— What you will do —
Pull out every line in the rows below and reproduce each one character for character.

Records:
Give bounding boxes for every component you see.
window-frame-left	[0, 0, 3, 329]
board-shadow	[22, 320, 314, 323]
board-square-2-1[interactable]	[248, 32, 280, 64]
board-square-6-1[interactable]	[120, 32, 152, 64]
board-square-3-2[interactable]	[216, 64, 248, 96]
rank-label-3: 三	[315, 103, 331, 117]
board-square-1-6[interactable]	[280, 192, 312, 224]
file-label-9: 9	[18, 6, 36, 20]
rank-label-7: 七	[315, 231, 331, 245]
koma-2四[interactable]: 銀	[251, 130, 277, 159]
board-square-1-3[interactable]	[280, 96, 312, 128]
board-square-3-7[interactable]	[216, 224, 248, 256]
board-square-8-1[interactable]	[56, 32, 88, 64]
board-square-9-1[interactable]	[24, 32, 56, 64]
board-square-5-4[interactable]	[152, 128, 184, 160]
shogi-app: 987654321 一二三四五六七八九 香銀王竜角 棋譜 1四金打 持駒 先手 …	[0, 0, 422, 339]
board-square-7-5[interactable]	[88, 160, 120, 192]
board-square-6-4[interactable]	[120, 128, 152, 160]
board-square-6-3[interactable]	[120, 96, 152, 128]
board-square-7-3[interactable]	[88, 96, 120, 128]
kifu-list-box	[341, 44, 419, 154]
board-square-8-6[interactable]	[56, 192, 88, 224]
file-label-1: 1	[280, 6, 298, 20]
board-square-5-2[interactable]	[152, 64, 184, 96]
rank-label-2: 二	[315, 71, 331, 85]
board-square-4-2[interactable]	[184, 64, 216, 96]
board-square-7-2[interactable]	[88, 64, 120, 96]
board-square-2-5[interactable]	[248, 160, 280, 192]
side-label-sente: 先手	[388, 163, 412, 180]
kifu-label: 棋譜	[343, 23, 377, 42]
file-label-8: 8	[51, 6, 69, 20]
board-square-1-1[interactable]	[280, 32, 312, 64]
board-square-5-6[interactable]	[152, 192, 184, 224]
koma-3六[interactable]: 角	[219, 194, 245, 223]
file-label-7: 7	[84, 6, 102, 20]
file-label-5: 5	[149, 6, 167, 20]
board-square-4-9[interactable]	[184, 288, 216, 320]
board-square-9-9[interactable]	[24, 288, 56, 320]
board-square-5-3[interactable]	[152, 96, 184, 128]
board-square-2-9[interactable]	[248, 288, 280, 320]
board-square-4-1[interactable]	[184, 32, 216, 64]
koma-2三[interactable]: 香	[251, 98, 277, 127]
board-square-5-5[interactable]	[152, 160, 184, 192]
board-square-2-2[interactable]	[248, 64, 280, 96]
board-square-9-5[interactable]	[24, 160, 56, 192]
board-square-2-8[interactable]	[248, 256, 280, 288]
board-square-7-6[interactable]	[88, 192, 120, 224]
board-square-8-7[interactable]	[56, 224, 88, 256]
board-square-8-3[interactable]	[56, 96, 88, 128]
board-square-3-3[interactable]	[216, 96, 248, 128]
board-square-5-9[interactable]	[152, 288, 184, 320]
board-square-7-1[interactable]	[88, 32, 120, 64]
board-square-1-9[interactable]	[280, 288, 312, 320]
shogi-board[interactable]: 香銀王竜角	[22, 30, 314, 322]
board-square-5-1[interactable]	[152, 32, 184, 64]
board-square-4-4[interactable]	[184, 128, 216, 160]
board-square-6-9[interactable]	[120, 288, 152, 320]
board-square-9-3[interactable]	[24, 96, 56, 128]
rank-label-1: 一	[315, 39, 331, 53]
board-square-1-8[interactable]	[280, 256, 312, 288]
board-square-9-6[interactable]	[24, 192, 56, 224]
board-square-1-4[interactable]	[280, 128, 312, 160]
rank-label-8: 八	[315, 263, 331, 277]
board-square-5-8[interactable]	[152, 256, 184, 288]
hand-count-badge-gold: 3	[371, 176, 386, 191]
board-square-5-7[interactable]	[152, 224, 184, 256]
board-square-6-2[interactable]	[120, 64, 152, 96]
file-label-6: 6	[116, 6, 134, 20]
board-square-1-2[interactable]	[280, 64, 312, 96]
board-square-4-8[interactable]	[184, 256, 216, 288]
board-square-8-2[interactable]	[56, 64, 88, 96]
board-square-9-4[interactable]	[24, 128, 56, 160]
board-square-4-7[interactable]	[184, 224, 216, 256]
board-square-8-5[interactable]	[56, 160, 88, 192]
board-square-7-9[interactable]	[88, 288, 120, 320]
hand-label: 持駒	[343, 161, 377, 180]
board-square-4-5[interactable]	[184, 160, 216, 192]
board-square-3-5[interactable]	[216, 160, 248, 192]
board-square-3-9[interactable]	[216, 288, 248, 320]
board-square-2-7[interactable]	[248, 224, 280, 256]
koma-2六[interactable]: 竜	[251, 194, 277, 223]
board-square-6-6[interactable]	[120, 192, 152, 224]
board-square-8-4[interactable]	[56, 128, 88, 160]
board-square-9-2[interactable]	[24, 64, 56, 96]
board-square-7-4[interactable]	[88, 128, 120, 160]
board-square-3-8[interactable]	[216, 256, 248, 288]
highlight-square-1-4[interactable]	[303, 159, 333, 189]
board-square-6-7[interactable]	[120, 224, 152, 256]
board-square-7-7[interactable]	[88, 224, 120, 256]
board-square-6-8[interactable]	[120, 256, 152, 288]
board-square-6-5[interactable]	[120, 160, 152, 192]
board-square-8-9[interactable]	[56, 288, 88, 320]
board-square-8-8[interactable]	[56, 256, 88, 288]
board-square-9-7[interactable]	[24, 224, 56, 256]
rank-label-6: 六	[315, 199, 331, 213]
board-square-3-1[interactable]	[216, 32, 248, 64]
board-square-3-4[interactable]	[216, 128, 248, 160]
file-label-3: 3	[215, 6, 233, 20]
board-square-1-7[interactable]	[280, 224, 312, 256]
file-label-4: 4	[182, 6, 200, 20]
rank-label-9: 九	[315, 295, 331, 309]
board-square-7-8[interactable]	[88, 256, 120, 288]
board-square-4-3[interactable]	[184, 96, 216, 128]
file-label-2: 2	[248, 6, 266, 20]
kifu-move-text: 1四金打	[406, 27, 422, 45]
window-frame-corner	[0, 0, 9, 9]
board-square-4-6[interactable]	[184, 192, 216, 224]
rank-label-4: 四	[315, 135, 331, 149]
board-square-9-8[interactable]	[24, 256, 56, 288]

— Answer —
Give bounding boxes for every component you see.
window-frame-left	[0, 0, 3, 329]
board-shadow	[22, 320, 314, 323]
board-square-2-1[interactable]	[248, 32, 280, 64]
board-square-6-1[interactable]	[120, 32, 152, 64]
board-square-3-2[interactable]	[216, 64, 248, 96]
rank-label-3: 三	[315, 103, 331, 117]
board-square-1-6[interactable]	[280, 192, 312, 224]
file-label-9: 9	[18, 6, 36, 20]
rank-label-7: 七	[315, 231, 331, 245]
koma-2四[interactable]: 銀	[251, 130, 277, 159]
board-square-1-3[interactable]	[280, 96, 312, 128]
board-square-3-7[interactable]	[216, 224, 248, 256]
board-square-8-1[interactable]	[56, 32, 88, 64]
board-square-9-1[interactable]	[24, 32, 56, 64]
board-square-5-4[interactable]	[152, 128, 184, 160]
shogi-app: 987654321 一二三四五六七八九 香銀王竜角 棋譜 1四金打 持駒 先手 …	[0, 0, 422, 339]
board-square-7-5[interactable]	[88, 160, 120, 192]
board-square-6-4[interactable]	[120, 128, 152, 160]
board-square-6-3[interactable]	[120, 96, 152, 128]
board-square-7-3[interactable]	[88, 96, 120, 128]
kifu-list-box	[341, 44, 419, 154]
board-square-8-6[interactable]	[56, 192, 88, 224]
file-label-1: 1	[280, 6, 298, 20]
board-square-5-2[interactable]	[152, 64, 184, 96]
rank-label-2: 二	[315, 71, 331, 85]
board-square-4-2[interactable]	[184, 64, 216, 96]
board-square-7-2[interactable]	[88, 64, 120, 96]
board-square-2-5[interactable]	[248, 160, 280, 192]
side-label-sente: 先手	[388, 163, 412, 180]
kifu-label: 棋譜	[343, 23, 377, 42]
file-label-8: 8	[51, 6, 69, 20]
board-square-1-1[interactable]	[280, 32, 312, 64]
board-square-5-6[interactable]	[152, 192, 184, 224]
koma-3六[interactable]: 角	[219, 194, 245, 223]
file-label-7: 7	[84, 6, 102, 20]
file-label-5: 5	[149, 6, 167, 20]
board-square-4-9[interactable]	[184, 288, 216, 320]
board-square-9-9[interactable]	[24, 288, 56, 320]
board-square-5-3[interactable]	[152, 96, 184, 128]
board-square-2-9[interactable]	[248, 288, 280, 320]
board-square-4-1[interactable]	[184, 32, 216, 64]
koma-2三[interactable]: 香	[251, 98, 277, 127]
board-square-5-5[interactable]	[152, 160, 184, 192]
board-square-2-2[interactable]	[248, 64, 280, 96]
board-square-9-5[interactable]	[24, 160, 56, 192]
board-square-2-8[interactable]	[248, 256, 280, 288]
board-square-7-6[interactable]	[88, 192, 120, 224]
board-square-8-7[interactable]	[56, 224, 88, 256]
board-square-8-3[interactable]	[56, 96, 88, 128]
board-square-3-3[interactable]	[216, 96, 248, 128]
board-square-5-9[interactable]	[152, 288, 184, 320]
board-square-7-1[interactable]	[88, 32, 120, 64]
board-square-1-9[interactable]	[280, 288, 312, 320]
shogi-board[interactable]: 香銀王竜角	[22, 30, 314, 322]
board-square-5-1[interactable]	[152, 32, 184, 64]
board-square-4-4[interactable]	[184, 128, 216, 160]
board-square-6-9[interactable]	[120, 288, 152, 320]
board-square-9-3[interactable]	[24, 96, 56, 128]
rank-label-1: 一	[315, 39, 331, 53]
board-square-1-8[interactable]	[280, 256, 312, 288]
board-square-9-6[interactable]	[24, 192, 56, 224]
board-square-1-4[interactable]	[280, 128, 312, 160]
rank-label-8: 八	[315, 263, 331, 277]
board-square-5-8[interactable]	[152, 256, 184, 288]
hand-count-badge-gold: 3	[371, 176, 386, 191]
board-square-5-7[interactable]	[152, 224, 184, 256]
board-square-6-2[interactable]	[120, 64, 152, 96]
file-label-6: 6	[116, 6, 134, 20]
board-square-1-2[interactable]	[280, 64, 312, 96]
board-square-4-8[interactable]	[184, 256, 216, 288]
board-square-8-2[interactable]	[56, 64, 88, 96]
board-square-9-4[interactable]	[24, 128, 56, 160]
board-square-4-7[interactable]	[184, 224, 216, 256]
board-square-8-5[interactable]	[56, 160, 88, 192]
board-square-7-9[interactable]	[88, 288, 120, 320]
hand-label: 持駒	[343, 161, 377, 180]
board-square-4-5[interactable]	[184, 160, 216, 192]
board-square-3-5[interactable]	[216, 160, 248, 192]
board-square-3-9[interactable]	[216, 288, 248, 320]
board-square-2-7[interactable]	[248, 224, 280, 256]
koma-2六[interactable]: 竜	[251, 194, 277, 223]
board-square-6-6[interactable]	[120, 192, 152, 224]
board-square-8-4[interactable]	[56, 128, 88, 160]
board-square-9-2[interactable]	[24, 64, 56, 96]
board-square-7-4[interactable]	[88, 128, 120, 160]
board-square-3-8[interactable]	[216, 256, 248, 288]
highlight-square-1-4[interactable]	[303, 159, 333, 189]
board-square-6-7[interactable]	[120, 224, 152, 256]
board-square-7-7[interactable]	[88, 224, 120, 256]
board-square-6-8[interactable]	[120, 256, 152, 288]
board-square-6-5[interactable]	[120, 160, 152, 192]
board-square-8-9[interactable]	[56, 288, 88, 320]
board-square-8-8[interactable]	[56, 256, 88, 288]
board-square-9-7[interactable]	[24, 224, 56, 256]
rank-label-6: 六	[315, 199, 331, 213]
board-square-3-1[interactable]	[216, 32, 248, 64]
board-square-3-4[interactable]	[216, 128, 248, 160]
file-label-3: 3	[215, 6, 233, 20]
board-square-1-7[interactable]	[280, 224, 312, 256]
file-label-4: 4	[182, 6, 200, 20]
rank-label-9: 九	[315, 295, 331, 309]
board-square-7-8[interactable]	[88, 256, 120, 288]
board-square-4-3[interactable]	[184, 96, 216, 128]
file-label-2: 2	[248, 6, 266, 20]
kifu-move-text: 1四金打	[406, 27, 422, 45]
window-frame-corner	[0, 0, 9, 9]
board-square-4-6[interactable]	[184, 192, 216, 224]
rank-label-4: 四	[315, 135, 331, 149]
board-square-9-8[interactable]	[24, 256, 56, 288]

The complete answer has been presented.